▶ [Given request] Copy out all the records exactly.

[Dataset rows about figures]
-- START --

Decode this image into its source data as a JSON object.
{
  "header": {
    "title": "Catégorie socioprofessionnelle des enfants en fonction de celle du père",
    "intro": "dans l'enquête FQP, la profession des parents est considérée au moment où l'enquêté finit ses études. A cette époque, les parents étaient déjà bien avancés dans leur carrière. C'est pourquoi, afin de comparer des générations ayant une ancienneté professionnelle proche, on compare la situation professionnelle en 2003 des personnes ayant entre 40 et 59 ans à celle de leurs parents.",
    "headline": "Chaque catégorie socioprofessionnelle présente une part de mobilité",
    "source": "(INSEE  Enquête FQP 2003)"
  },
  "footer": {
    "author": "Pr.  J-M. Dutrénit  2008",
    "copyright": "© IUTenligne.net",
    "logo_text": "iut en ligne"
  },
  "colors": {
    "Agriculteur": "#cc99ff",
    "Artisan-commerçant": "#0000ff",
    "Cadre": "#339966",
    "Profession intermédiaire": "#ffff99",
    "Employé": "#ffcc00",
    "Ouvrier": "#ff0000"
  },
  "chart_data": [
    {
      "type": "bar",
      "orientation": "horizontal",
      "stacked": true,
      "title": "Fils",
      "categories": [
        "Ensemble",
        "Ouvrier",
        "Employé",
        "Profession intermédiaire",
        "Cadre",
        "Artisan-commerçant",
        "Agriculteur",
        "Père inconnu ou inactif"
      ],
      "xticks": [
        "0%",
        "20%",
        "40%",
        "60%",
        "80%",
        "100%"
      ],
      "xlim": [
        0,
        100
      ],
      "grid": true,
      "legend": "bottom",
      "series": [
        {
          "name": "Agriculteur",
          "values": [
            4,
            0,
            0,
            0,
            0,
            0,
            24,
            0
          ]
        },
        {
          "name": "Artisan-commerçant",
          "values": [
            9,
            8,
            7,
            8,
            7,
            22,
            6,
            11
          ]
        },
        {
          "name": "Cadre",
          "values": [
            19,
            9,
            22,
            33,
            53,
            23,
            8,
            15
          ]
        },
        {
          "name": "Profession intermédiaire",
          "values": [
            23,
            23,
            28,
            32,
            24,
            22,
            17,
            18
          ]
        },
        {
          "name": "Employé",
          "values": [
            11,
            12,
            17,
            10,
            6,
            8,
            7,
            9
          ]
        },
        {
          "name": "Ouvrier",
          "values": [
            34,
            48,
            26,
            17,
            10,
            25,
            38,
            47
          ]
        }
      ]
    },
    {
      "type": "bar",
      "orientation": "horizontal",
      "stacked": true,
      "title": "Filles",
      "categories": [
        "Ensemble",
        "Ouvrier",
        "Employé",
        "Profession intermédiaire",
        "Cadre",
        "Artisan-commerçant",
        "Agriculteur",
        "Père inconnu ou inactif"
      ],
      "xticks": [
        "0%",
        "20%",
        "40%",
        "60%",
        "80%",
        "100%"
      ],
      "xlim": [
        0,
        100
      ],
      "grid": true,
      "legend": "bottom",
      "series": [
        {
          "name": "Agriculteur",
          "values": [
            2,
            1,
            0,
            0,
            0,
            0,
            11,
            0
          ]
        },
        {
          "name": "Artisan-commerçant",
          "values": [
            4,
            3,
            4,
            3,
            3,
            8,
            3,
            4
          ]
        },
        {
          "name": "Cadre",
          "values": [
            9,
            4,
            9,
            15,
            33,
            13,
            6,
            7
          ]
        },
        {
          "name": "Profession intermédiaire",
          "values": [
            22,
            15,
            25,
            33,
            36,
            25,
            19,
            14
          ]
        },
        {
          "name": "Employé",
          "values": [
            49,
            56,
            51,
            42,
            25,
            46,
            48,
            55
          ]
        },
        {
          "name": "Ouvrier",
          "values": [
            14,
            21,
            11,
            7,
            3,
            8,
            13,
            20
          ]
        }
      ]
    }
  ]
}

-- END --

▶ [Complete response]
Decode this image into its source data as a JSON object.
{
  "header": {
    "title": "Catégorie socioprofessionnelle des enfants en fonction de celle du père",
    "intro": "dans l'enquête FQP, la profession des parents est considérée au moment où l'enquêté finit ses études. A cette époque, les parents étaient déjà bien avancés dans leur carrière. C'est pourquoi, afin de comparer des générations ayant une ancienneté professionnelle proche, on compare la situation professionnelle en 2003 des personnes ayant entre 40 et 59 ans à celle de leurs parents.",
    "headline": "Chaque catégorie socioprofessionnelle présente une part de mobilité",
    "source": "(INSEE  Enquête FQP 2003)"
  },
  "footer": {
    "author": "Pr.  J-M. Dutrénit  2008",
    "copyright": "© IUTenligne.net",
    "logo_text": "iut en ligne"
  },
  "colors": {
    "Agriculteur": "#cc99ff",
    "Artisan-commerçant": "#0000ff",
    "Cadre": "#339966",
    "Profession intermédiaire": "#ffff99",
    "Employé": "#ffcc00",
    "Ouvrier": "#ff0000"
  },
  "chart_data": [
    {
      "type": "bar",
      "orientation": "horizontal",
      "stacked": true,
      "title": "Fils",
      "categories": [
        "Ensemble",
        "Ouvrier",
        "Employé",
        "Profession intermédiaire",
        "Cadre",
        "Artisan-commerçant",
        "Agriculteur",
        "Père inconnu ou inactif"
      ],
      "xticks": [
        "0%",
        "20%",
        "40%",
        "60%",
        "80%",
        "100%"
      ],
      "xlim": [
        0,
        100
      ],
      "grid": true,
      "legend": "bottom",
      "series": [
        {
          "name": "Agriculteur",
          "values": [
            4,
            0,
            0,
            0,
            0,
            0,
            24,
            0
          ]
        },
        {
          "name": "Artisan-commerçant",
          "values": [
            9,
            8,
            7,
            8,
            7,
            22,
            6,
            11
          ]
        },
        {
          "name": "Cadre",
          "values": [
            19,
            9,
            22,
            33,
            53,
            23,
            8,
            15
          ]
        },
        {
          "name": "Profession intermédiaire",
          "values": [
            23,
            23,
            28,
            32,
            24,
            22,
            17,
            18
          ]
        },
        {
          "name": "Employé",
          "values": [
            11,
            12,
            17,
            10,
            6,
            8,
            7,
            9
          ]
        },
        {
          "name": "Ouvrier",
          "values": [
            34,
            48,
            26,
            17,
            10,
            25,
            38,
            47
          ]
        }
      ]
    },
    {
      "type": "bar",
      "orientation": "horizontal",
      "stacked": true,
      "title": "Filles",
      "categories": [
        "Ensemble",
        "Ouvrier",
        "Employé",
        "Profession intermédiaire",
        "Cadre",
        "Artisan-commerçant",
        "Agriculteur",
        "Père inconnu ou inactif"
      ],
      "xticks": [
        "0%",
        "20%",
        "40%",
        "60%",
        "80%",
        "100%"
      ],
      "xlim": [
        0,
        100
      ],
      "grid": true,
      "legend": "bottom",
      "series": [
        {
          "name": "Agriculteur",
          "values": [
            2,
            1,
            0,
            0,
            0,
            0,
            11,
            0
          ]
        },
        {
          "name": "Artisan-commerçant",
          "values": [
            4,
            3,
            4,
            3,
            3,
            8,
            3,
            4
          ]
        },
        {
          "name": "Cadre",
          "values": [
            9,
            4,
            9,
            15,
            33,
            13,
            6,
            7
          ]
        },
        {
          "name": "Profession intermédiaire",
          "values": [
            22,
            15,
            25,
            33,
            36,
            25,
            19,
            14
          ]
        },
        {
          "name": "Employé",
          "values": [
            49,
            56,
            51,
            42,
            25,
            46,
            48,
            55
          ]
        },
        {
          "name": "Ouvrier",
          "values": [
            14,
            21,
            11,
            7,
            3,
            8,
            13,
            20
          ]
        }
      ]
    }
  ]
}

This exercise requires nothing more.